## PROBLEM DESCRIPTION
Find each line containing the string "ylabel" and return it.

## PROVIDED ENTRIES
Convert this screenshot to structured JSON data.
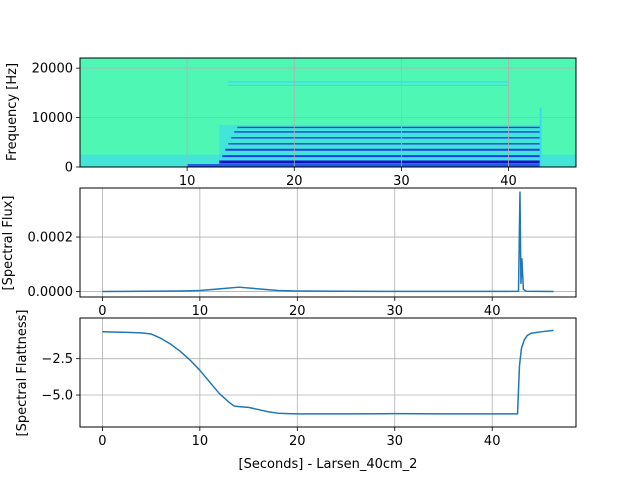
{
  "chart_data": [
    {
      "type": "heatmap",
      "title": "",
      "xlabel": "",
      "ylabel": "Frequency [Hz]",
      "xlim": [
        0,
        46.3
      ],
      "ylim": [
        0,
        22050
      ],
      "xticks": [
        10,
        20,
        30,
        40
      ],
      "yticks": [
        0,
        10000,
        20000
      ],
      "grid": true,
      "colormap": "jet",
      "colors": {
        "background": "#4ef7b4",
        "energy_low": "#3ad8f2",
        "energy_high": "#1b3fe6",
        "peak": "#0a10c8"
      },
      "harmonics_hz": [
        1000,
        2200,
        3500,
        4700,
        5900,
        7100,
        8000
      ],
      "high_band_hz": [
        16500,
        17200
      ],
      "tone_start_s": 13,
      "tone_end_s": 43
    },
    {
      "type": "line",
      "title": "",
      "xlabel": "",
      "ylabel": "[Spectral Flux]",
      "xlim": [
        -2.3,
        48.6
      ],
      "ylim": [
        -2e-05,
        0.00038
      ],
      "xticks": [
        0,
        10,
        20,
        30,
        40
      ],
      "yticks": [
        0.0,
        0.0002
      ],
      "ytick_labels": [
        "0.0000",
        "0.0002"
      ],
      "grid": true,
      "series": [
        {
          "color": "#1f77b4",
          "x": [
            0,
            8,
            10,
            12,
            14,
            16,
            18,
            20,
            25,
            30,
            40,
            42.7,
            42.85,
            42.95,
            43.05,
            43.2,
            43.5,
            46.3
          ],
          "y": [
            0.0,
            2e-06,
            4e-06,
            1e-05,
            1.6e-05,
            1e-05,
            4e-06,
            2e-06,
            1e-06,
            5e-07,
            5e-07,
            1e-06,
            0.000365,
            3e-05,
            0.00012,
            8e-06,
            1e-06,
            0.0
          ]
        }
      ]
    },
    {
      "type": "line",
      "title": "",
      "xlabel": "[Seconds] - Larsen_40cm_2",
      "ylabel": "[Spectral Flattness]",
      "xlim": [
        -2.3,
        48.6
      ],
      "ylim": [
        -7.2,
        0.3
      ],
      "xticks": [
        0,
        10,
        20,
        30,
        40
      ],
      "yticks": [
        -2.5,
        -5.0
      ],
      "ytick_labels": [
        "−2.5",
        "−5.0"
      ],
      "grid": true,
      "series": [
        {
          "color": "#1f77b4",
          "x": [
            0,
            2,
            4,
            5,
            6,
            7,
            8,
            9,
            10,
            11,
            12,
            13,
            13.5,
            14,
            15,
            16,
            17,
            18,
            19,
            20,
            25,
            30,
            35,
            40,
            42.6,
            42.8,
            43.0,
            43.3,
            43.6,
            44,
            45,
            46.3
          ],
          "y": [
            -0.65,
            -0.68,
            -0.72,
            -0.8,
            -1.1,
            -1.5,
            -2.0,
            -2.6,
            -3.3,
            -4.1,
            -4.9,
            -5.5,
            -5.75,
            -5.8,
            -5.85,
            -6.0,
            -6.15,
            -6.25,
            -6.28,
            -6.3,
            -6.3,
            -6.28,
            -6.3,
            -6.3,
            -6.3,
            -3.0,
            -1.8,
            -1.2,
            -0.9,
            -0.75,
            -0.65,
            -0.55
          ]
        }
      ]
    }
  ]
}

## EXERCISE RESPONSE
      "ylabel": "Frequency [Hz]",
      "ylabel": "[Spectral Flux]",
      "ylabel": "[Spectral Flattness]",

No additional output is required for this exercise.